## Data excerpts:
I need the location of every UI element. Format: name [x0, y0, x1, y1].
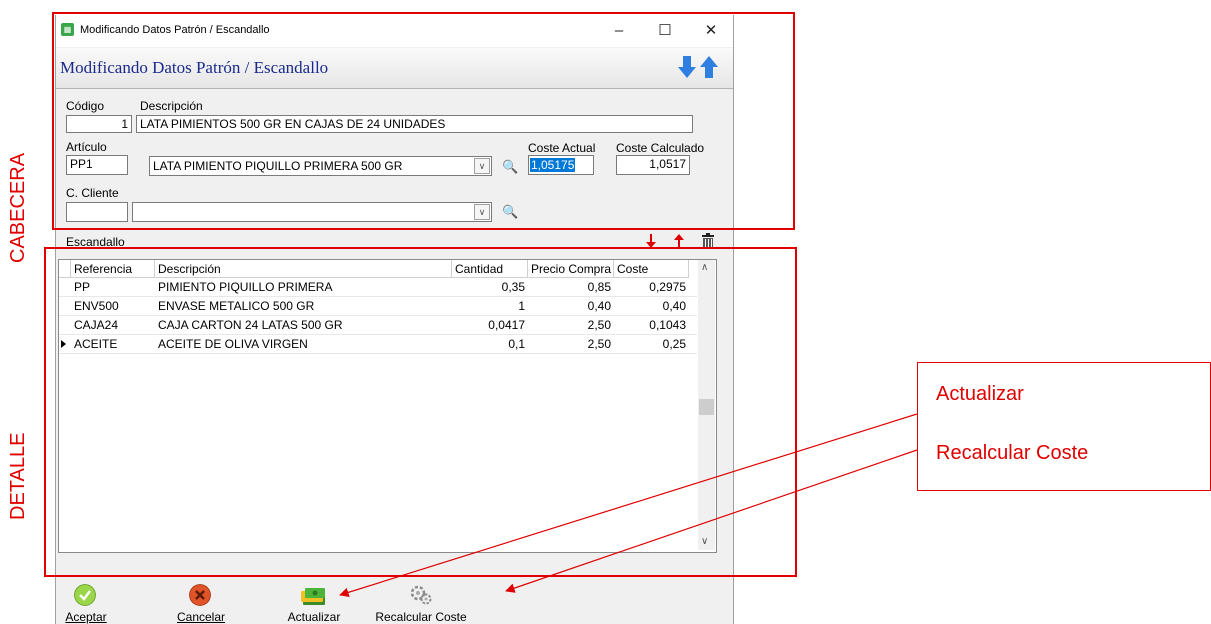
- cabecera-annotation-box: [52, 12, 795, 230]
- callout-box: Actualizar Recalcular Coste: [917, 362, 1211, 491]
- append-row-icon[interactable]: [673, 234, 685, 248]
- aceptar-label: Aceptar: [65, 610, 107, 624]
- callout-recalcular-label: Recalcular Coste: [936, 442, 1089, 464]
- actualizar-button[interactable]: Actualizar: [269, 584, 359, 624]
- cancel-icon: [189, 584, 211, 606]
- insert-row-icon[interactable]: [645, 234, 657, 248]
- detalle-annotation-label: DETALLE: [7, 432, 29, 520]
- recalcular-coste-label: Recalcular Coste: [375, 610, 467, 624]
- money-icon: [301, 588, 325, 605]
- cancelar-label: Cancelar: [176, 610, 226, 624]
- gears-icon: [410, 585, 432, 605]
- check-icon: [74, 584, 96, 606]
- actualizar-label: Actualizar: [287, 610, 341, 624]
- aceptar-button[interactable]: Aceptar: [41, 584, 131, 624]
- recalcular-coste-button[interactable]: Recalcular Coste: [366, 584, 476, 624]
- cabecera-annotation-label: CABECERA: [7, 152, 29, 263]
- cancelar-button[interactable]: Cancelar: [156, 584, 246, 624]
- detalle-annotation-box: [44, 247, 797, 577]
- callout-actualizar-label: Actualizar: [936, 383, 1024, 405]
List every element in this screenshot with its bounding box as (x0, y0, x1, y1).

## Stated goal:
Can you lay out the lines above as a JSON list of strings, one string per line with blank lines left out, and leave the pictures out of the answer?

## Result of the exercise:
[
  "I need the location of every UI element. Format: name [x0, y0, x1, y1].",
  "- cabecera-annotation-box: [52, 12, 795, 230]",
  "- callout-box: Actualizar Recalcular Coste: [917, 362, 1211, 491]",
  "- append-row-icon[interactable]: [673, 234, 685, 248]",
  "- aceptar-label: Aceptar: [65, 610, 107, 624]",
  "- callout-recalcular-label: Recalcular Coste: [936, 442, 1089, 464]",
  "- actualizar-button[interactable]: Actualizar: [269, 584, 359, 624]",
  "- cancel-icon: [189, 584, 211, 606]",
  "- insert-row-icon[interactable]: [645, 234, 657, 248]",
  "- detalle-annotation-label: DETALLE: [7, 432, 29, 520]",
  "- recalcular-coste-label: Recalcular Coste: [375, 610, 467, 624]",
  "- money-icon: [301, 588, 325, 605]",
  "- cancelar-label: Cancelar: [176, 610, 226, 624]",
  "- gears-icon: [410, 585, 432, 605]",
  "- check-icon: [74, 584, 96, 606]",
  "- actualizar-label: Actualizar: [287, 610, 341, 624]",
  "- aceptar-button[interactable]: Aceptar: [41, 584, 131, 624]",
  "- recalcular-coste-button[interactable]: Recalcular Coste: [366, 584, 476, 624]",
  "- cabecera-annotation-label: CABECERA: [7, 152, 29, 263]",
  "- cancelar-button[interactable]: Cancelar: [156, 584, 246, 624]",
  "- detalle-annotation-box: [44, 247, 797, 577]",
  "- callout-actualizar-label: Actualizar: [936, 383, 1024, 405]",
  "List every element in this screenshot with its bounding box as (x0, y0, x1, y1)."
]